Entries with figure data
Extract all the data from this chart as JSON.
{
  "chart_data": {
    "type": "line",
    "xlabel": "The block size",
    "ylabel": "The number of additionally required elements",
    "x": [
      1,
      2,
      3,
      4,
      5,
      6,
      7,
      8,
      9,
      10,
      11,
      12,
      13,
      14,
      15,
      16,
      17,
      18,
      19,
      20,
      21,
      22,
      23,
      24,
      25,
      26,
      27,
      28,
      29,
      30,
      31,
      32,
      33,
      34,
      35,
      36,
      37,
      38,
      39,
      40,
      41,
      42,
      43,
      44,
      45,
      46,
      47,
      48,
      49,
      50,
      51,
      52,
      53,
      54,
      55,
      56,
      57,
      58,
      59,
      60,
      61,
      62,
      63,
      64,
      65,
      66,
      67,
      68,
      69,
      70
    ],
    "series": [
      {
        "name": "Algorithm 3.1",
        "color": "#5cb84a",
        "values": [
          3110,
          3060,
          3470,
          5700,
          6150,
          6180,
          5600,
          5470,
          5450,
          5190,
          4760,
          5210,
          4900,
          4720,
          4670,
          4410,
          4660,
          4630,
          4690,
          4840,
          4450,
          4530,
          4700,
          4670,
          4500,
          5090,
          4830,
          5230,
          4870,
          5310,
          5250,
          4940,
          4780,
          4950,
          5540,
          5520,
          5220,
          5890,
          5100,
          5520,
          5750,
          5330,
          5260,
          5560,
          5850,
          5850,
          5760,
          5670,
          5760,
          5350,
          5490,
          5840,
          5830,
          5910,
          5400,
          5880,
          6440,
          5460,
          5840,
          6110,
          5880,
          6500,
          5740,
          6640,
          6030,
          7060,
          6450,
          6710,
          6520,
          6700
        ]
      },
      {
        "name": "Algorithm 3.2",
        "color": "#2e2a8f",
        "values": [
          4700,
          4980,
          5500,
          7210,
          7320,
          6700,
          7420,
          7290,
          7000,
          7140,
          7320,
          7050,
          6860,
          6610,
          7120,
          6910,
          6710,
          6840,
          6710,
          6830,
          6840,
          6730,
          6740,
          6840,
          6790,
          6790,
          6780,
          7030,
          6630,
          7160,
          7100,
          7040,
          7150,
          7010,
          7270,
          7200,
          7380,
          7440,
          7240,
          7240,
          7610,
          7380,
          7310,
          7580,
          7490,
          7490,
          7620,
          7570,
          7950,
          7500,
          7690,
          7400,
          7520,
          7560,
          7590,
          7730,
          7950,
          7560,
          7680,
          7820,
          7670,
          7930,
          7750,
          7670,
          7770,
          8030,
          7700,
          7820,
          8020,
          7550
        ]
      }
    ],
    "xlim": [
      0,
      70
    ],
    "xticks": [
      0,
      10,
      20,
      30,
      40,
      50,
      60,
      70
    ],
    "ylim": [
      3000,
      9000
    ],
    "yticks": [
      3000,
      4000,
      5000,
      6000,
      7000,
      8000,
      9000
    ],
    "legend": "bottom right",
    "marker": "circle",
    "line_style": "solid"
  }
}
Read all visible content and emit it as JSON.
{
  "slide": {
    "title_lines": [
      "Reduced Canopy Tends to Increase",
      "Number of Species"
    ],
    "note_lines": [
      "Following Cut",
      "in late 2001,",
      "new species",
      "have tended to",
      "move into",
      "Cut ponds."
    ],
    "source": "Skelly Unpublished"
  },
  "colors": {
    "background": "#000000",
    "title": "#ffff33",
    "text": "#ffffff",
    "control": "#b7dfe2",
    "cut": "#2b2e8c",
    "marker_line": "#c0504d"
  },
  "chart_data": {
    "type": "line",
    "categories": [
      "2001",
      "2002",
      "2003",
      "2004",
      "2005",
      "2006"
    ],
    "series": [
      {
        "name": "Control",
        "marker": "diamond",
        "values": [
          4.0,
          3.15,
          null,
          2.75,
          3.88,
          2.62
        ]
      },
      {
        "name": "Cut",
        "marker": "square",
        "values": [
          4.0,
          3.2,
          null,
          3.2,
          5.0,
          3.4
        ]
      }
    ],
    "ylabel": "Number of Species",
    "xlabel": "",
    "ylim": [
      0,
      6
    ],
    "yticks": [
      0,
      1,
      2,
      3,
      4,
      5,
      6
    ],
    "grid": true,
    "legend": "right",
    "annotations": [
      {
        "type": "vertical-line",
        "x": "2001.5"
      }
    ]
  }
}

EXERCISE BRIEF
Copy all the entries verbatim.

TASK RESULT
Extract all the data from this chart as JSON.
{
  "chart_data": {
    "type": "line",
    "xlabel": "The block size",
    "ylabel": "The number of additionally required elements",
    "x": [
      1,
      2,
      3,
      4,
      5,
      6,
      7,
      8,
      9,
      10,
      11,
      12,
      13,
      14,
      15,
      16,
      17,
      18,
      19,
      20,
      21,
      22,
      23,
      24,
      25,
      26,
      27,
      28,
      29,
      30,
      31,
      32,
      33,
      34,
      35,
      36,
      37,
      38,
      39,
      40,
      41,
      42,
      43,
      44,
      45,
      46,
      47,
      48,
      49,
      50,
      51,
      52,
      53,
      54,
      55,
      56,
      57,
      58,
      59,
      60,
      61,
      62,
      63,
      64,
      65,
      66,
      67,
      68,
      69,
      70
    ],
    "series": [
      {
        "name": "Algorithm 3.1",
        "color": "#5cb84a",
        "values": [
          3110,
          3060,
          3470,
          5700,
          6150,
          6180,
          5600,
          5470,
          5450,
          5190,
          4760,
          5210,
          4900,
          4720,
          4670,
          4410,
          4660,
          4630,
          4690,
          4840,
          4450,
          4530,
          4700,
          4670,
          4500,
          5090,
          4830,
          5230,
          4870,
          5310,
          5250,
          4940,
          4780,
          4950,
          5540,
          5520,
          5220,
          5890,
          5100,
          5520,
          5750,
          5330,
          5260,
          5560,
          5850,
          5850,
          5760,
          5670,
          5760,
          5350,
          5490,
          5840,
          5830,
          5910,
          5400,
          5880,
          6440,
          5460,
          5840,
          6110,
          5880,
          6500,
          5740,
          6640,
          6030,
          7060,
          6450,
          6710,
          6520,
          6700
        ]
      },
      {
        "name": "Algorithm 3.2",
        "color": "#2e2a8f",
        "values": [
          4700,
          4980,
          5500,
          7210,
          7320,
          6700,
          7420,
          7290,
          7000,
          7140,
          7320,
          7050,
          6860,
          6610,
          7120,
          6910,
          6710,
          6840,
          6710,
          6830,
          6840,
          6730,
          6740,
          6840,
          6790,
          6790,
          6780,
          7030,
          6630,
          7160,
          7100,
          7040,
          7150,
          7010,
          7270,
          7200,
          7380,
          7440,
          7240,
          7240,
          7610,
          7380,
          7310,
          7580,
          7490,
          7490,
          7620,
          7570,
          7950,
          7500,
          7690,
          7400,
          7520,
          7560,
          7590,
          7730,
          7950,
          7560,
          7680,
          7820,
          7670,
          7930,
          7750,
          7670,
          7770,
          8030,
          7700,
          7820,
          8020,
          7550
        ]
      }
    ],
    "xlim": [
      0,
      70
    ],
    "xticks": [
      0,
      10,
      20,
      30,
      40,
      50,
      60,
      70
    ],
    "ylim": [
      3000,
      9000
    ],
    "yticks": [
      3000,
      4000,
      5000,
      6000,
      7000,
      8000,
      9000
    ],
    "legend": "bottom right",
    "marker": "circle",
    "line_style": "solid"
  }
}
Read all visible content and emit it as JSON.
{
  "slide": {
    "title_lines": [
      "Reduced Canopy Tends to Increase",
      "Number of Species"
    ],
    "note_lines": [
      "Following Cut",
      "in late 2001,",
      "new species",
      "have tended to",
      "move into",
      "Cut ponds."
    ],
    "source": "Skelly Unpublished"
  },
  "colors": {
    "background": "#000000",
    "title": "#ffff33",
    "text": "#ffffff",
    "control": "#b7dfe2",
    "cut": "#2b2e8c",
    "marker_line": "#c0504d"
  },
  "chart_data": {
    "type": "line",
    "categories": [
      "2001",
      "2002",
      "2003",
      "2004",
      "2005",
      "2006"
    ],
    "series": [
      {
        "name": "Control",
        "marker": "diamond",
        "values": [
          4.0,
          3.15,
          null,
          2.75,
          3.88,
          2.62
        ]
      },
      {
        "name": "Cut",
        "marker": "square",
        "values": [
          4.0,
          3.2,
          null,
          3.2,
          5.0,
          3.4
        ]
      }
    ],
    "ylabel": "Number of Species",
    "xlabel": "",
    "ylim": [
      0,
      6
    ],
    "yticks": [
      0,
      1,
      2,
      3,
      4,
      5,
      6
    ],
    "grid": true,
    "legend": "right",
    "annotations": [
      {
        "type": "vertical-line",
        "x": "2001.5"
      }
    ]
  }
}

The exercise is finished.